WORK TO BE COMPLETED:
Here are records with pictures in them. Copy all of them exactly and leave the pictures out.

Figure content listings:
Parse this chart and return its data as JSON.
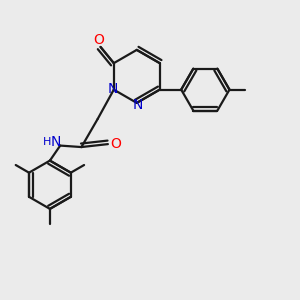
{
  "bg_color": "#ebebeb",
  "bond_color": "#1a1a1a",
  "nitrogen_color": "#0000cc",
  "oxygen_color": "#ff0000",
  "lw": 1.6,
  "dbo": 0.12,
  "xlim": [
    0,
    10
  ],
  "ylim": [
    0,
    10
  ]
}
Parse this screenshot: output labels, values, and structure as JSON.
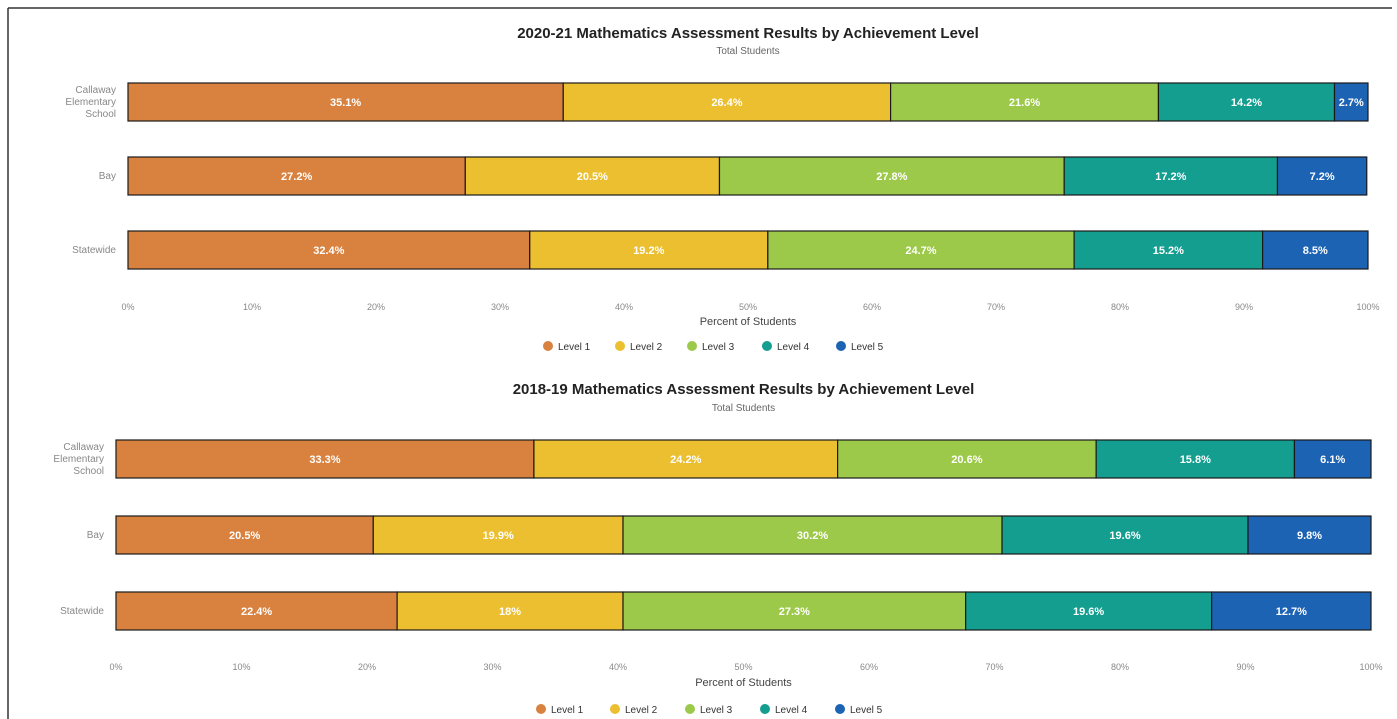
{
  "colors": {
    "level_1": "#d9823f",
    "level_2": "#ebbf2f",
    "level_3": "#9dc94a",
    "level_4": "#139e8f",
    "level_5": "#1c63b4"
  },
  "chart_data": [
    {
      "type": "bar",
      "orientation": "horizontal",
      "stacked": true,
      "title": "2020-21 Mathematics Assessment Results by Achievement Level",
      "subtitle": "Total Students",
      "xlabel": "Percent of Students",
      "xlim": [
        0,
        100
      ],
      "x_ticks": [
        "0%",
        "10%",
        "20%",
        "30%",
        "40%",
        "50%",
        "60%",
        "70%",
        "80%",
        "90%",
        "100%"
      ],
      "categories": [
        "Callaway Elementary School",
        "Bay",
        "Statewide"
      ],
      "series": [
        {
          "name": "Level 1",
          "values": [
            35.1,
            27.2,
            32.4
          ],
          "labels": [
            "35.1%",
            "27.2%",
            "32.4%"
          ]
        },
        {
          "name": "Level 2",
          "values": [
            26.4,
            20.5,
            19.2
          ],
          "labels": [
            "26.4%",
            "20.5%",
            "19.2%"
          ]
        },
        {
          "name": "Level 3",
          "values": [
            21.6,
            27.8,
            24.7
          ],
          "labels": [
            "21.6%",
            "27.8%",
            "24.7%"
          ]
        },
        {
          "name": "Level 4",
          "values": [
            14.2,
            17.2,
            15.2
          ],
          "labels": [
            "14.2%",
            "17.2%",
            "15.2%"
          ]
        },
        {
          "name": "Level 5",
          "values": [
            2.7,
            7.2,
            8.5
          ],
          "labels": [
            "2.7%",
            "7.2%",
            "8.5%"
          ]
        }
      ],
      "legend": "bottom"
    },
    {
      "type": "bar",
      "orientation": "horizontal",
      "stacked": true,
      "title": "2018-19 Mathematics Assessment Results by Achievement Level",
      "subtitle": "Total Students",
      "xlabel": "Percent of Students",
      "xlim": [
        0,
        100
      ],
      "x_ticks": [
        "0%",
        "10%",
        "20%",
        "30%",
        "40%",
        "50%",
        "60%",
        "70%",
        "80%",
        "90%",
        "100%"
      ],
      "categories": [
        "Callaway Elementary School",
        "Bay",
        "Statewide"
      ],
      "series": [
        {
          "name": "Level 1",
          "values": [
            33.3,
            20.5,
            22.4
          ],
          "labels": [
            "33.3%",
            "20.5%",
            "22.4%"
          ]
        },
        {
          "name": "Level 2",
          "values": [
            24.2,
            19.9,
            18
          ],
          "labels": [
            "24.2%",
            "19.9%",
            "18%"
          ]
        },
        {
          "name": "Level 3",
          "values": [
            20.6,
            30.2,
            27.3
          ],
          "labels": [
            "20.6%",
            "30.2%",
            "27.3%"
          ]
        },
        {
          "name": "Level 4",
          "values": [
            15.8,
            19.6,
            19.6
          ],
          "labels": [
            "15.8%",
            "19.6%",
            "19.6%"
          ]
        },
        {
          "name": "Level 5",
          "values": [
            6.1,
            9.8,
            12.7
          ],
          "labels": [
            "6.1%",
            "9.8%",
            "12.7%"
          ]
        }
      ],
      "legend": "bottom"
    }
  ]
}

RESPONSE BELOW:
Parse this chart and return its data as JSON.
{
  "bg_color": "#ebebeb",
  "bond_color": "#1a1a1a",
  "nitrogen_color": "#0000cc",
  "oxygen_color": "#ff0000",
  "lw": 1.6,
  "dbo": 0.12,
  "xlim": [
    0,
    10
  ],
  "ylim": [
    0,
    10
  ]
}
Parse this screenshot: output labels, values, and structure as JSON.
{
  "colors": {
    "level_1": "#d9823f",
    "level_2": "#ebbf2f",
    "level_3": "#9dc94a",
    "level_4": "#139e8f",
    "level_5": "#1c63b4"
  },
  "chart_data": [
    {
      "type": "bar",
      "orientation": "horizontal",
      "stacked": true,
      "title": "2020-21 Mathematics Assessment Results by Achievement Level",
      "subtitle": "Total Students",
      "xlabel": "Percent of Students",
      "xlim": [
        0,
        100
      ],
      "x_ticks": [
        "0%",
        "10%",
        "20%",
        "30%",
        "40%",
        "50%",
        "60%",
        "70%",
        "80%",
        "90%",
        "100%"
      ],
      "categories": [
        "Callaway Elementary School",
        "Bay",
        "Statewide"
      ],
      "series": [
        {
          "name": "Level 1",
          "values": [
            35.1,
            27.2,
            32.4
          ],
          "labels": [
            "35.1%",
            "27.2%",
            "32.4%"
          ]
        },
        {
          "name": "Level 2",
          "values": [
            26.4,
            20.5,
            19.2
          ],
          "labels": [
            "26.4%",
            "20.5%",
            "19.2%"
          ]
        },
        {
          "name": "Level 3",
          "values": [
            21.6,
            27.8,
            24.7
          ],
          "labels": [
            "21.6%",
            "27.8%",
            "24.7%"
          ]
        },
        {
          "name": "Level 4",
          "values": [
            14.2,
            17.2,
            15.2
          ],
          "labels": [
            "14.2%",
            "17.2%",
            "15.2%"
          ]
        },
        {
          "name": "Level 5",
          "values": [
            2.7,
            7.2,
            8.5
          ],
          "labels": [
            "2.7%",
            "7.2%",
            "8.5%"
          ]
        }
      ],
      "legend": "bottom"
    },
    {
      "type": "bar",
      "orientation": "horizontal",
      "stacked": true,
      "title": "2018-19 Mathematics Assessment Results by Achievement Level",
      "subtitle": "Total Students",
      "xlabel": "Percent of Students",
      "xlim": [
        0,
        100
      ],
      "x_ticks": [
        "0%",
        "10%",
        "20%",
        "30%",
        "40%",
        "50%",
        "60%",
        "70%",
        "80%",
        "90%",
        "100%"
      ],
      "categories": [
        "Callaway Elementary School",
        "Bay",
        "Statewide"
      ],
      "series": [
        {
          "name": "Level 1",
          "values": [
            33.3,
            20.5,
            22.4
          ],
          "labels": [
            "33.3%",
            "20.5%",
            "22.4%"
          ]
        },
        {
          "name": "Level 2",
          "values": [
            24.2,
            19.9,
            18
          ],
          "labels": [
            "24.2%",
            "19.9%",
            "18%"
          ]
        },
        {
          "name": "Level 3",
          "values": [
            20.6,
            30.2,
            27.3
          ],
          "labels": [
            "20.6%",
            "30.2%",
            "27.3%"
          ]
        },
        {
          "name": "Level 4",
          "values": [
            15.8,
            19.6,
            19.6
          ],
          "labels": [
            "15.8%",
            "19.6%",
            "19.6%"
          ]
        },
        {
          "name": "Level 5",
          "values": [
            6.1,
            9.8,
            12.7
          ],
          "labels": [
            "6.1%",
            "9.8%",
            "12.7%"
          ]
        }
      ],
      "legend": "bottom"
    }
  ]
}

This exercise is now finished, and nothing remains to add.